» 提示文:
== == ==
㈱ユーグレナ(本社:東京都港区)と㈱デンソー(愛知県刈谷市)は日本大学歯学部・田村宗明准教授の協力の下、微細藻類「コッコミクサKJ」が、歯周病の原因菌であるジンジバリス菌の増加を抑制し、歯周病の進行を抑えることを示唆する研究データを確認した。
歯周病に関しては近年、糖尿病や動脈硬化症、心筋梗塞などの生活習慣病と関係があることが明らかになっており、ジンジバリス菌の増加を抑制することで歯周病の予防・進行抑制を介し、さまざまな病気のリスクを下げることが期待されている。コッコミクサKJはこれまでの研究によって、免疫力向上効果、ウイルスの感染力低下効果が確認されている。
今回の研究では、7週齢マウスの歯に絹糸を巻き付けて固定し、歯ぐきにジンジバリス菌を塗布、3週間後にマウスの口腔内のジンジバリス菌数と、歯周病が進行し、歯の根を支える歯槽骨が溶ける症状(歯槽骨吸収)を測定した。
使用したマウスは以下の通り。
== == ==
» 課題一覧:
1/ コッコミクサKJの研究を伝える提示文では、ジンジバリス菌の増加を抑えるとさまざまな病気のリスクが下がると期待されている。その理由を1〜3文で説明せよ。
2/ コッコミクサKJの研究を伝える提示文によると、マウスの歯ぐきにジンジバリス菌を塗布してから、何週間後に測定を行ったか。
3/ コッコミクサKJの研究を伝える提示文を、最後の文の後から書き継げ。
== == ==
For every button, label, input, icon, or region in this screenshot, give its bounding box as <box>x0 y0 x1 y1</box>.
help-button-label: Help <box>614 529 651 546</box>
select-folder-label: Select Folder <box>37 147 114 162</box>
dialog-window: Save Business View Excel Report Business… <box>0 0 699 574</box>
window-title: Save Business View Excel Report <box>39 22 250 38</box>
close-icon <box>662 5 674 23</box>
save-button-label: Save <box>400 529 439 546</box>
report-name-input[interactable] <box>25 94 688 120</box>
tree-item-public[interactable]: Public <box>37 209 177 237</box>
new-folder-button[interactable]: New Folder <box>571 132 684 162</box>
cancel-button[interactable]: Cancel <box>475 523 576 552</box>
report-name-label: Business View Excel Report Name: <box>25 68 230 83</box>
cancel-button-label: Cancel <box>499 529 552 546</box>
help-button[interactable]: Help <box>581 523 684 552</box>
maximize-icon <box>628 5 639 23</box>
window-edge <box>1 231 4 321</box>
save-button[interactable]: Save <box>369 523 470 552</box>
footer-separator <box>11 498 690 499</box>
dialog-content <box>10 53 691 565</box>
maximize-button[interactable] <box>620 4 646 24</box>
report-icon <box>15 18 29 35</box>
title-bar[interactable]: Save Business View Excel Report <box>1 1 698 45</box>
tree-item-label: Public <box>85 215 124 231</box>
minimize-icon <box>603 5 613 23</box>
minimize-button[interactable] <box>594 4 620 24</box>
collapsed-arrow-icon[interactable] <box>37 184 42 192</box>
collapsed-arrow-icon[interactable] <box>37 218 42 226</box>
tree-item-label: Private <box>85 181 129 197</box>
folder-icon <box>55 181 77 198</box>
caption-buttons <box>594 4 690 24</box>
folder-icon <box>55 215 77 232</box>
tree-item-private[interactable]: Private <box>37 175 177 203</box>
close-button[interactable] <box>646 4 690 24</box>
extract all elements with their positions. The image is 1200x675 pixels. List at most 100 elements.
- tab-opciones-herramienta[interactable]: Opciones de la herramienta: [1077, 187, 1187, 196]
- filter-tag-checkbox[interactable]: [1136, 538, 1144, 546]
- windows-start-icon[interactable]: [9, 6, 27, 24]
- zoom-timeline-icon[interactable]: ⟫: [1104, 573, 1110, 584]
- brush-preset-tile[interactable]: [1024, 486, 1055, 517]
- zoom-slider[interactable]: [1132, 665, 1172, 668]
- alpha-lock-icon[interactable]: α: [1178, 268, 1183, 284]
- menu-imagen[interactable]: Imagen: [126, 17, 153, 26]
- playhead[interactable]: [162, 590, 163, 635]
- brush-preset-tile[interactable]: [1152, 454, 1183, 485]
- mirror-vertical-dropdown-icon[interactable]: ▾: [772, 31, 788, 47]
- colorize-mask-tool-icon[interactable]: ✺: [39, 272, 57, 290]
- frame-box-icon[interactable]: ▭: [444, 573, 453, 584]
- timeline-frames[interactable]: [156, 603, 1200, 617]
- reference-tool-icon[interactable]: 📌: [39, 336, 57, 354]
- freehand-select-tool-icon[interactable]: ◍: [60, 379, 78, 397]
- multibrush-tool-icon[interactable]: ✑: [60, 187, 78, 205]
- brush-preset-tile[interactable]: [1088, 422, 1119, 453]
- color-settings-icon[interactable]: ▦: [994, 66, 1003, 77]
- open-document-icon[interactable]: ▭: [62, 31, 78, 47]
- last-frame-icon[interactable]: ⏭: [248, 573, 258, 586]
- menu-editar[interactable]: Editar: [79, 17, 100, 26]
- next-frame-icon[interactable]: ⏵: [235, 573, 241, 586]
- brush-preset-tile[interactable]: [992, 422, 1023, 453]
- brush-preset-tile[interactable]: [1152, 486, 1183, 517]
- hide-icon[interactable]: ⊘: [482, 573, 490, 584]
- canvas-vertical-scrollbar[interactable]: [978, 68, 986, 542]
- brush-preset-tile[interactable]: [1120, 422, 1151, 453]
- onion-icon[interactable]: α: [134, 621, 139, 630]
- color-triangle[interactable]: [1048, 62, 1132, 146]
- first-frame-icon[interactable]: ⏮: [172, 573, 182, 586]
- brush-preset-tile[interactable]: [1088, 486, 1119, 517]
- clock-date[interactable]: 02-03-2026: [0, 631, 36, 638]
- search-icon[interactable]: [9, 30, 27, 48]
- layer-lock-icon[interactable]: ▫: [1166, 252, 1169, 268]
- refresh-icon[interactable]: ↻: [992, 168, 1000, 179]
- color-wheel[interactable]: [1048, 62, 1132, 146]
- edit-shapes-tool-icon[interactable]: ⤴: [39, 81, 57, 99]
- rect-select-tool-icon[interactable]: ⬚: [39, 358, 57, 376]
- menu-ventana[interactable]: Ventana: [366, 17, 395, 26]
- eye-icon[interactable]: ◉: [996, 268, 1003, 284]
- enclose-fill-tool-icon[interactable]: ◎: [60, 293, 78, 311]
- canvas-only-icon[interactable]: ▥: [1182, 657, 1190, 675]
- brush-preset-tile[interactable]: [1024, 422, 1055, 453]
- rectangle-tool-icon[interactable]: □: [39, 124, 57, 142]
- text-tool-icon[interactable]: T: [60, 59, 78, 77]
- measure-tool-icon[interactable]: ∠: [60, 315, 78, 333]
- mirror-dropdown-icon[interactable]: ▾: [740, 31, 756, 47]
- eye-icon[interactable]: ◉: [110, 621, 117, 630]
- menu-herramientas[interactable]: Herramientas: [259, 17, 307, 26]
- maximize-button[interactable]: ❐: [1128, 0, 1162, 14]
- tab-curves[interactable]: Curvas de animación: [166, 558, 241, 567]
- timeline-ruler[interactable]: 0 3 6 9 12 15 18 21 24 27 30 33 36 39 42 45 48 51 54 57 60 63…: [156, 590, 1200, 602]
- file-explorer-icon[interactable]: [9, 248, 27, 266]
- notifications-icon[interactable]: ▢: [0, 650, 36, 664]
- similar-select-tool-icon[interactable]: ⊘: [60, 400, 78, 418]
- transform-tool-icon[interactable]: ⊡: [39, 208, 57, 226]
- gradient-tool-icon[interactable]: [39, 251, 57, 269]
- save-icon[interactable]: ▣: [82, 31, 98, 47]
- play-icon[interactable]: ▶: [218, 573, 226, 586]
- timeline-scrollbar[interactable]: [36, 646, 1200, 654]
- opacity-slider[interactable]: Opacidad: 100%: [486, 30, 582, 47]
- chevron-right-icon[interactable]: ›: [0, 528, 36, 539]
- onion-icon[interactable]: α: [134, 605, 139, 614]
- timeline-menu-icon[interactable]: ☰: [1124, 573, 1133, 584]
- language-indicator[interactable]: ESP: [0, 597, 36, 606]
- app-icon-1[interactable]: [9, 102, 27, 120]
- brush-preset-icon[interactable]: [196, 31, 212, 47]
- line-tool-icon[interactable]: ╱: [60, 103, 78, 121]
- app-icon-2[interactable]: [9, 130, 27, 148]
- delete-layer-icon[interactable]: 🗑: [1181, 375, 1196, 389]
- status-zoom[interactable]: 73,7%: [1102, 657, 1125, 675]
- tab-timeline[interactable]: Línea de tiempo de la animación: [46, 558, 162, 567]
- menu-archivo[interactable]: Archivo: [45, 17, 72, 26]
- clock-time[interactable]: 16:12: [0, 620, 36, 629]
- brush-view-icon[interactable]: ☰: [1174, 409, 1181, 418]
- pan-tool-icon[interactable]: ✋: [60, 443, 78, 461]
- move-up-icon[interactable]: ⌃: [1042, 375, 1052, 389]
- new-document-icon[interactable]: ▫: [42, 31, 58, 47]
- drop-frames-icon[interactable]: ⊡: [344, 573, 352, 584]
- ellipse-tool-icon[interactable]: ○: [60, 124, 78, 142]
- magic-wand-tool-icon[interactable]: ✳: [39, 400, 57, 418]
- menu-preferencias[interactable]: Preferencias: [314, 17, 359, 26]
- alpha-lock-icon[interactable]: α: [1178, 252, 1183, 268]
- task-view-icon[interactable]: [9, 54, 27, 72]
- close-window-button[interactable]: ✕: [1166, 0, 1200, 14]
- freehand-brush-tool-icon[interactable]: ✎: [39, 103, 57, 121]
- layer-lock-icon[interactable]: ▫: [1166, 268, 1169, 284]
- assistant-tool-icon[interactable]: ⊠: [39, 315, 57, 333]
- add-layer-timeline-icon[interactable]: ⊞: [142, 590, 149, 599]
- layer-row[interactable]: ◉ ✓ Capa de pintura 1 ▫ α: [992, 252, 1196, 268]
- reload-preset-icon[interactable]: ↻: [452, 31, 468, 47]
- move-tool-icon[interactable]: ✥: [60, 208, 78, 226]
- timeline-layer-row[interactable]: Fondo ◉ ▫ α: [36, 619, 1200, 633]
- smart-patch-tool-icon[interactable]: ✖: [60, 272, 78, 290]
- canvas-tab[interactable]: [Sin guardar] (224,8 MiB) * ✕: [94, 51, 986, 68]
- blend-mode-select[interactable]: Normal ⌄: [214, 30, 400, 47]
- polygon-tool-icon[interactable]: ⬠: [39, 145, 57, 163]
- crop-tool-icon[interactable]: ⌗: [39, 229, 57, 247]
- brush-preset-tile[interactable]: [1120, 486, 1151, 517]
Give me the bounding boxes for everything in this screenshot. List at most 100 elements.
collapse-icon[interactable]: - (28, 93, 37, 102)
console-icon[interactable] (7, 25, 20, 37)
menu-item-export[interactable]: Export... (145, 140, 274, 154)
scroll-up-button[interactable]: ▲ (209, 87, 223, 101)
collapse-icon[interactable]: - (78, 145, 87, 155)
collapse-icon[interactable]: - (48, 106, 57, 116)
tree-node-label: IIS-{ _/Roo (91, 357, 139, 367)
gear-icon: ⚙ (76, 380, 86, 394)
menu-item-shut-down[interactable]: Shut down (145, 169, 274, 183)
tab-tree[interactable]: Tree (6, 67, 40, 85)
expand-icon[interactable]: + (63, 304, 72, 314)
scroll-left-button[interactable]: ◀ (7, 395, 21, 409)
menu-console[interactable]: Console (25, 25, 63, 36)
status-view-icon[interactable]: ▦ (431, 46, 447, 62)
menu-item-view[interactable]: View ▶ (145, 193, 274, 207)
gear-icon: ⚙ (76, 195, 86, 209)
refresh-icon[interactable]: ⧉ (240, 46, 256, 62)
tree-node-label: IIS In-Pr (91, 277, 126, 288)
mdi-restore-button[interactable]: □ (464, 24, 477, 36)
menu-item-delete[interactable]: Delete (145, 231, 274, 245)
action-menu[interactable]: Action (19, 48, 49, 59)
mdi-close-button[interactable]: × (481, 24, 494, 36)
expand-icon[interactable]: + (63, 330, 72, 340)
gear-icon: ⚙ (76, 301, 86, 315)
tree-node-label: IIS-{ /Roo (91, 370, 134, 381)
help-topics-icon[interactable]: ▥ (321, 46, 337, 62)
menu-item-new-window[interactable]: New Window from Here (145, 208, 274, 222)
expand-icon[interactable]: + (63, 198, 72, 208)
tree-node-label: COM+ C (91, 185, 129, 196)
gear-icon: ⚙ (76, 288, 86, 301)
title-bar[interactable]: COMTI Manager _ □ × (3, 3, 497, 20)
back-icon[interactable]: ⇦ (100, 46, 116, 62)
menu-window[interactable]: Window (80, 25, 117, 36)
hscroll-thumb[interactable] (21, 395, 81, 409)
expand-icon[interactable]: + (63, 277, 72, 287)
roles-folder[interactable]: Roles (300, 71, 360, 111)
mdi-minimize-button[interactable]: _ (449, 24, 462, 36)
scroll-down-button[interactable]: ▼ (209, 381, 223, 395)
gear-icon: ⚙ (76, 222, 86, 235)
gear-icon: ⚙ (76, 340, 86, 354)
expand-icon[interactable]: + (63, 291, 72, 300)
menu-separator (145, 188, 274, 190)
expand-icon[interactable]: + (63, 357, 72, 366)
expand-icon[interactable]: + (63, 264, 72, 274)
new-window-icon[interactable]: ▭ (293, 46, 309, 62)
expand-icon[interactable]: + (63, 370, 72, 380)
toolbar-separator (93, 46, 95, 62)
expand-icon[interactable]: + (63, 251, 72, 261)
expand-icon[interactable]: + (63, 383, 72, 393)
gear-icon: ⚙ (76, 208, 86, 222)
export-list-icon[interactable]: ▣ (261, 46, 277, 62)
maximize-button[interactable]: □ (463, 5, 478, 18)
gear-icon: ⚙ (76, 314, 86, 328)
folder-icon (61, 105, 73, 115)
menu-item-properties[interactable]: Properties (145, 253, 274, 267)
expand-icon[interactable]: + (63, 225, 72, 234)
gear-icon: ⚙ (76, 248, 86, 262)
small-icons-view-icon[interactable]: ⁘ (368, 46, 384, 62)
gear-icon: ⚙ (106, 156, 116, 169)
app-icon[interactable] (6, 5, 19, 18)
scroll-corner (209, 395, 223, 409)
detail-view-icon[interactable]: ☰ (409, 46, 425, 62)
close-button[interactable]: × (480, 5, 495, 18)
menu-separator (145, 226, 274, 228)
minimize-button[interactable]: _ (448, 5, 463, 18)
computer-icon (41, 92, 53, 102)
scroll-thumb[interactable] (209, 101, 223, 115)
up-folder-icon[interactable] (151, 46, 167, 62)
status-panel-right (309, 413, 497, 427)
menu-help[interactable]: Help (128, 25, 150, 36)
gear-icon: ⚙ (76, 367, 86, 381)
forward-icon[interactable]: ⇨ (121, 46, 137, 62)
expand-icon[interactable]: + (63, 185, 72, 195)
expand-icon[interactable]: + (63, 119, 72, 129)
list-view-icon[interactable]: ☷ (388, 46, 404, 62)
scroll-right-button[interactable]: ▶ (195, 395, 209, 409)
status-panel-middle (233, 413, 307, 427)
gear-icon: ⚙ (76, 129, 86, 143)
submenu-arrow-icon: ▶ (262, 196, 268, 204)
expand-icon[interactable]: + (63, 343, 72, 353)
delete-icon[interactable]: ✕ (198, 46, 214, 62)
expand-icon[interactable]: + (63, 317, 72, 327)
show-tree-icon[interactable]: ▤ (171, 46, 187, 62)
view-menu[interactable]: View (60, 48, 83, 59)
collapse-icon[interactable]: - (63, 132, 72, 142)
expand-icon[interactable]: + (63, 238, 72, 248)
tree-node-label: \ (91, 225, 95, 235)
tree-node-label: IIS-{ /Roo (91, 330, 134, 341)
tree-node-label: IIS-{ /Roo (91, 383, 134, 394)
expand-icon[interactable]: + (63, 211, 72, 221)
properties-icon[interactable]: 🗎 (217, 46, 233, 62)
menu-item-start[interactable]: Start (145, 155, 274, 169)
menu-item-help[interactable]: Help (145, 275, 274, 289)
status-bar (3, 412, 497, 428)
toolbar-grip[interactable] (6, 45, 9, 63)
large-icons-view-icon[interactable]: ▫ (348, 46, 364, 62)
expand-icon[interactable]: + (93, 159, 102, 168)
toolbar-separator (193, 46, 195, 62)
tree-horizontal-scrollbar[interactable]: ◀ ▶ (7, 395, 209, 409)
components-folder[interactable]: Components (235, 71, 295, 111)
== == ==
» 課題別解答:
1/ 歯周病は近年、糖尿病や動脈硬化症、心筋梗塞などの生活習慣病と関係があることが明らかになっている。そのため、ジンジバリス菌の増加を抑えて歯周病を予防し、その進行を抑えれば、これらの病気のリスクも下がると期待されている。

2/ 3週間後。

3/
(a) 無処置(コントロール群):ジンジバリス菌の塗布をしないマウス
(b) 歯周病+プラセボ塗布:口腔内にプラセボを塗布したマウス
(c) 歯周病+口腔内塗布:口腔内にコッコミクサKJの乾燥粉末を塗布したマウス
(d) 歯周病+胃内給与(経口摂取による影響を調べるため):コッコミクサKJを胃内投与したマウス
(b)は(a)と比べて口腔内のジンジバリス菌数が増加し、(c)と(d)を比較したところ、(c)の方がジンジバリス菌数の増加が抑えられた(表)。歯周病の進行を観察するため、歯槽骨吸収を測定した(図1)。また、(c)は(b)と比較して、歯周病の進行による歯槽骨吸収が抑えられた(図2)。これにより、コッコミクサKJが、口腔内のジンジバリス菌数の増加を抑制し、口腔内の患部に直接作用して、歯周病の進行を抑える可能性が示唆された。